[Fragment do przeczytania]
──────────────────────────────
Nie umieściłby siebie w gronie najlepszych pomocników w Ekstraklasie, chociaż przyznał, że w momencie przejścia do Legii za takiego się uważał. Marzy mu się zagraniczny transfer, a wśród celów do odhaczenia migocze gra z orzełkiem na piersi. Patryk Sokołowski o Cracovii, inwestycjach, swojej drodze do Ekstraklasy, o życiu i piłce. Zapraszam.
Piotr Rzepecki: Stuknęła ci niedawno trzydziestka. Czy coś się zmieniło w twoim postrzeganiu piłki, życia czy to tylko metryka?
Patryk Sokołowski: Tylko metryka. Najwięcej w moim życiu zmieniło się, kiedy zostałem tatą. To zmieniło bardzo dużo w moim postrzeganiu świata i w ogóle w moim codziennym funkcjonowaniu. Ta zmiana kodu była w zasadzie nieodczuwalna.
To, że zostałeś tatą jakoś wpłynęło na to, jakim jesteś piłkarzem? Czy strefa prywatna i zawodowa się przeplatają czy niekoniecznie?
Na pewno wpłynęło to na mój światopogląd i to jak myślę o najróżniejszych rzeczach, m.in. o tym, że teraz trzeba zapewnić byt swojej rodzinie, a nie tylko myśleć o sobie. Dziecko bardzo dużo zmienia.
Jakiś czas temu w rozmowie z Weszło akcentowałeś, że sprawy „niepilne, ale ważne” są szalenie istotne. Mówiłeś o schemacie, który przedstawiał Bryan Tracy. Jak to wygląda obecnie, jakie cele teraz sobie wyznaczasz w dłuższej perspektywie, które nie są naglące, ale bardzo ważne?
W każdym obszarze życia wyznaczam sobie określone cele. Na pierwszym miejscu jest rodzina. Wiem jakim chciałbym być ojcem, mężem, synem. Tak samo w inwestycjach; wyznaczam cele, które chcę realizować. Zawsze się przekonuję, że to właśnie sprawy „niepilne, ale ważne” są najważniejsze do zrealizowania.
──────────────────────────────
[Twoje polecenie]
Odpowiedz krótko na pytania o wywiad z Patrykiem Sokołowskim:
(a) Co według rozmówcy najbardziej zmieniło jego życie?
(b) Kto przedstawiał schemat, o którym rozmówca mówił w rozmowie z Weszło?
(c) Co rozmówca stawia na pierwszym miejscu wśród swoich celów?
──────────────────────────────
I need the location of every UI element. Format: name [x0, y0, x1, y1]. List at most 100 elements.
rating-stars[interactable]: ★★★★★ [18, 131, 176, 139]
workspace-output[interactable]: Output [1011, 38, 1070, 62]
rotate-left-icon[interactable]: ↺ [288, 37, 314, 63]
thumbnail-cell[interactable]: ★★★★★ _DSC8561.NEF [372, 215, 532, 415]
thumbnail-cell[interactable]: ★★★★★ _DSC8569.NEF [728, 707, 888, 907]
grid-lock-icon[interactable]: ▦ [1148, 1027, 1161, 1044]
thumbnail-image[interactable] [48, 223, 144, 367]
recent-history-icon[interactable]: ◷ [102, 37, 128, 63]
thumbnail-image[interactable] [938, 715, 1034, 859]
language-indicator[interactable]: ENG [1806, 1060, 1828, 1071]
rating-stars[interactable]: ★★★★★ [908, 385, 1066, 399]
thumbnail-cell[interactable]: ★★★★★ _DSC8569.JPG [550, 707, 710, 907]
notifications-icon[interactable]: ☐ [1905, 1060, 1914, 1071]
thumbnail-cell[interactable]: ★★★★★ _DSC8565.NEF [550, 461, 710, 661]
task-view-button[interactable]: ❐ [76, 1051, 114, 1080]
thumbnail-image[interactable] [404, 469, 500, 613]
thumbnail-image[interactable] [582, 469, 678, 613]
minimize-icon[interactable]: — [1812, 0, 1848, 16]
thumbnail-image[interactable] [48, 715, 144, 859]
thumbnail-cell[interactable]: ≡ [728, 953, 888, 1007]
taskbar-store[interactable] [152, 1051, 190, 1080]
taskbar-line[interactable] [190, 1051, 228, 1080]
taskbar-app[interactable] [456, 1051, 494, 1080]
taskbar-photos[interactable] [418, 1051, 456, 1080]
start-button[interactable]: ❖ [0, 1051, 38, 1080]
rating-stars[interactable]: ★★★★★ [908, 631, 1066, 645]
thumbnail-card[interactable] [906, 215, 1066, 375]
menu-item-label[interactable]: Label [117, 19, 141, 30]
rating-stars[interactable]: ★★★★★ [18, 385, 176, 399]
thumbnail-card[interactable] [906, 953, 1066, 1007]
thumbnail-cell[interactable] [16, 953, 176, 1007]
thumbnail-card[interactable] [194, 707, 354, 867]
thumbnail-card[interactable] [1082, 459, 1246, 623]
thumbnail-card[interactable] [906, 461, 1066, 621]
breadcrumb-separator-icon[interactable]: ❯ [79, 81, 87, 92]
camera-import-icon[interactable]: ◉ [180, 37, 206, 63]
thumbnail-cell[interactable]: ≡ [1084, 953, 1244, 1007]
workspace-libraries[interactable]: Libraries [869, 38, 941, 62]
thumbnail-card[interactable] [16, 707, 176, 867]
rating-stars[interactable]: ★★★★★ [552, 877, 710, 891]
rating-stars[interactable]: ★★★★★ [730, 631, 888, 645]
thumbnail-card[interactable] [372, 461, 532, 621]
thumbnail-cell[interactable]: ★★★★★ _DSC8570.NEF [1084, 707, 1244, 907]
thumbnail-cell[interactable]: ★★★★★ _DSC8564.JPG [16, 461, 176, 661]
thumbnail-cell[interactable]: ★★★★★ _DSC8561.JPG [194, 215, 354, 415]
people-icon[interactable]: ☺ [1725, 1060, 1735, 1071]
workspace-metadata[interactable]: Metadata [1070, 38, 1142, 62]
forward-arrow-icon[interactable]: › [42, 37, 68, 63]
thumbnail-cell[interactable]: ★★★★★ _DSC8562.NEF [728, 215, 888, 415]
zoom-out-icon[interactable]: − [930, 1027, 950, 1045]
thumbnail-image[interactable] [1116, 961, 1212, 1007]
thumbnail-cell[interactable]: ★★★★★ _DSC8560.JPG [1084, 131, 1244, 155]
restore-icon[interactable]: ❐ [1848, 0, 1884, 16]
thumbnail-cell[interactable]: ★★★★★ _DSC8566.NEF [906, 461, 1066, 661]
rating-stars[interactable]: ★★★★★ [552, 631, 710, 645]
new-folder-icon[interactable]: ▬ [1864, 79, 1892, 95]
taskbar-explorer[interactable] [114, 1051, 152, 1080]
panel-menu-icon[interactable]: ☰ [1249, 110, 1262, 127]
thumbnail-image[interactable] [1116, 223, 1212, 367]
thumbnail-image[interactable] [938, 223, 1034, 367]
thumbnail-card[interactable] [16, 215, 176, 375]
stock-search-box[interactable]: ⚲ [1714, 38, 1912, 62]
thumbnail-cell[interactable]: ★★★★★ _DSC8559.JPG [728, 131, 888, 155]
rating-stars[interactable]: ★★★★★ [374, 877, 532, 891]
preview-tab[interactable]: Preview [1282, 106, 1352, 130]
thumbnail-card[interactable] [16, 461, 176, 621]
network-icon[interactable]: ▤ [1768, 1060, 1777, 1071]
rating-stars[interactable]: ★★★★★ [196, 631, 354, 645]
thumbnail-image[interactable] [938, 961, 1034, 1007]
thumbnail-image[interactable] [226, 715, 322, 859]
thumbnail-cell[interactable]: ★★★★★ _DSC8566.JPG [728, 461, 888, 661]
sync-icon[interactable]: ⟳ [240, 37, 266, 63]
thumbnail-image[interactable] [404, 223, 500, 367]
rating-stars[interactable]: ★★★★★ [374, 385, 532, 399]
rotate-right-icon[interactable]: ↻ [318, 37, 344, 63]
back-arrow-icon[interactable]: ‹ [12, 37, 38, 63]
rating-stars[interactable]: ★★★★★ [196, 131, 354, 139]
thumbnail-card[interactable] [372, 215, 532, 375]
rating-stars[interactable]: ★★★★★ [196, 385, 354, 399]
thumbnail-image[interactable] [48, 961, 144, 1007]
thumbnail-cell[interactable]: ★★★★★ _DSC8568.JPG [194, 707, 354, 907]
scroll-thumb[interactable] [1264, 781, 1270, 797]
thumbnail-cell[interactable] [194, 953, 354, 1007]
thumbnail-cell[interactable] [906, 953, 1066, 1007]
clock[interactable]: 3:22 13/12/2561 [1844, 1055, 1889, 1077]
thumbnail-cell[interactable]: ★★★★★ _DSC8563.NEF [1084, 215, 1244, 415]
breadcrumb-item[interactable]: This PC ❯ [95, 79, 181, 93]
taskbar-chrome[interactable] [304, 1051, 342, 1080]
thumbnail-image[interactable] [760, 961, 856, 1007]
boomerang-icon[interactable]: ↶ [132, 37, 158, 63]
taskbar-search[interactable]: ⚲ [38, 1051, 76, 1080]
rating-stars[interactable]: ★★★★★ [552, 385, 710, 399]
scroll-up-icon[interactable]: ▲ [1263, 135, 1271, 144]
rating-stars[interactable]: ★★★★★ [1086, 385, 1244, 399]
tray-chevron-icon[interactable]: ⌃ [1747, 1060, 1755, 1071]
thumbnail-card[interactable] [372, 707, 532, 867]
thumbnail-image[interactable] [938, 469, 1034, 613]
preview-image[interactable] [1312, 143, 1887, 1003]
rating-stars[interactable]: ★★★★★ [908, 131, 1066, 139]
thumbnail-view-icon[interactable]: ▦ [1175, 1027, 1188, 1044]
──────────────────────────────
[Poprawna odpowiedź]
(a) To, że został tatą.
(b) Bryan Tracy.
(c) Rodzinę.